[To do] In the blog post about seeing Tom Petty in concert, what city did the concert take place in?

[Selected excerpt]

※

Don’t come around here no more – Don’t come around here no more
Whatever you’re looking for – Hey! don’t come around here no more
I’ve given up, I’ve given up
I’ve given up on waiting any longer
(Tom Petty, “Don’t Come Around Here No More” circa 1985)
This question welled up in my soul out of nowhere and set me on a search for “real” meaning – – that to this day, I am in constant pursuit of. I just can’t stop, and quite frankly, that is why I blog, preach, read and wonder. As Socrates once quipped, “An unexamined life is not worth living.” That is why it puzzles me why people are so easily satisfied with banal, trivial, and fleeting things. Unexamination is our cultural epidemic.
But who am I to talk? For the first 23 years of my life, I was, as C. S. Lewis wrote, “far too easily pleased” with the mud pies I was making and enjoying. That is until I saw Tom Petty in concert, where something was set aflame in my heart. It is not to be satisfied, now I search…
The year was 1985 and he just released the album “Southern Accents” which was enormously popular; especially with my friends who liked his quirky and odd musical style. Many people call his music “stoner rock”. I was asked to accompany four of my friends to see him in concert, and we were all really jazzed up to see him (cool 80’s lingo). The concert was in my hometown of Cleveland, and we made a night of it. I really don’t remember who opened, or who I was with, but I do remember when Tom Petty first walked on stage. The crowd went crazy when all of his 130 pound skinny, scraggly-haired, bony-kneed frame came shuffling out on stage.
All eyes were fixed on this singular gaunt man. And then it happened, the moment I will never forget, the moment that has been haunting me and causing me to question all the things we, as a society, accept as true, real, popular, and praiseworthy. Tom Petty, with guitar strapped to his side, approached the microphone, and grabbing it with both hands, looked out on all of us and said, “Hello Cleveland!” The place erupted, people went berserk, and my friend next to me said this, “Can you believe it? He said Cleveland? He actually said Cleveland!”

※

[Data rows]

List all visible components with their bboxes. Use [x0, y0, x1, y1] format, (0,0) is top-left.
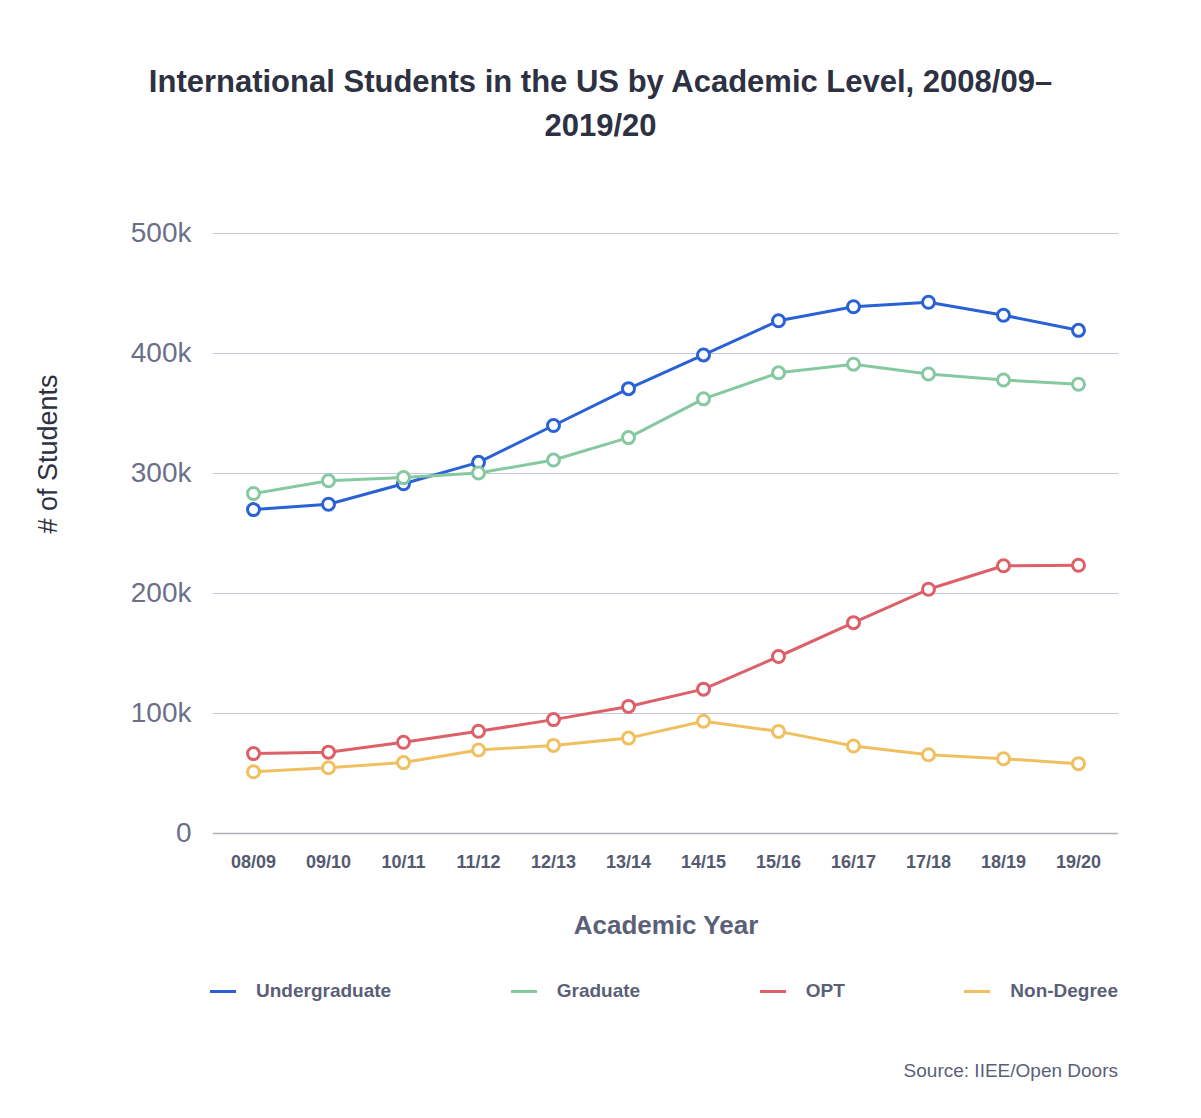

※

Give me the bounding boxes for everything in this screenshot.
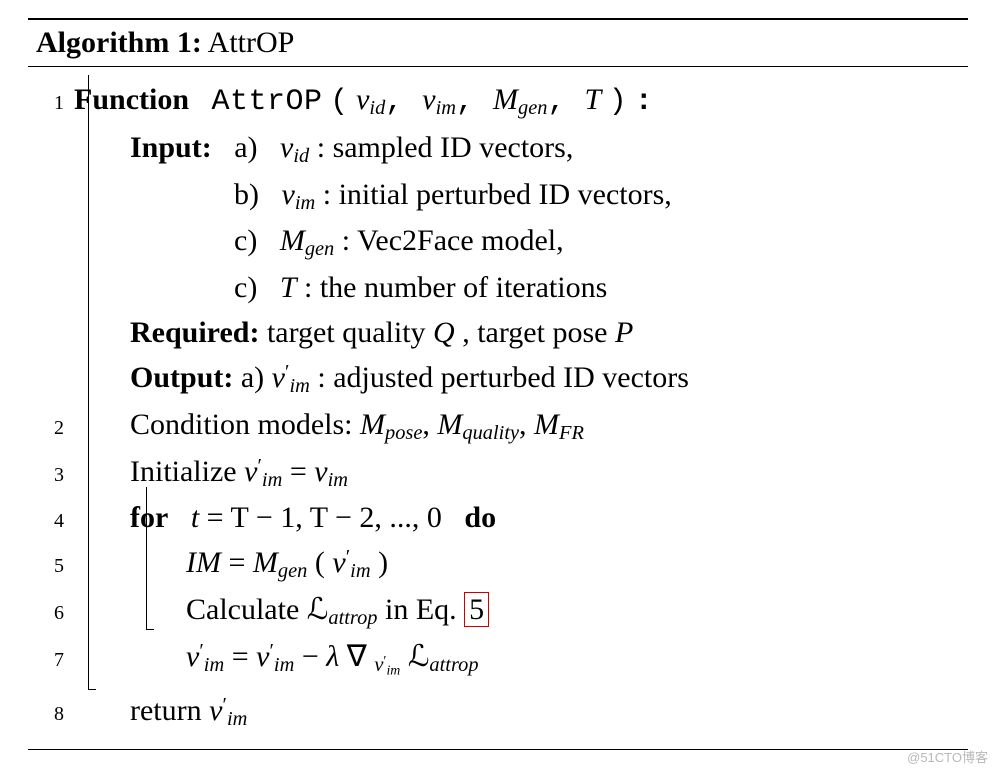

※

[Answer below] Cleveland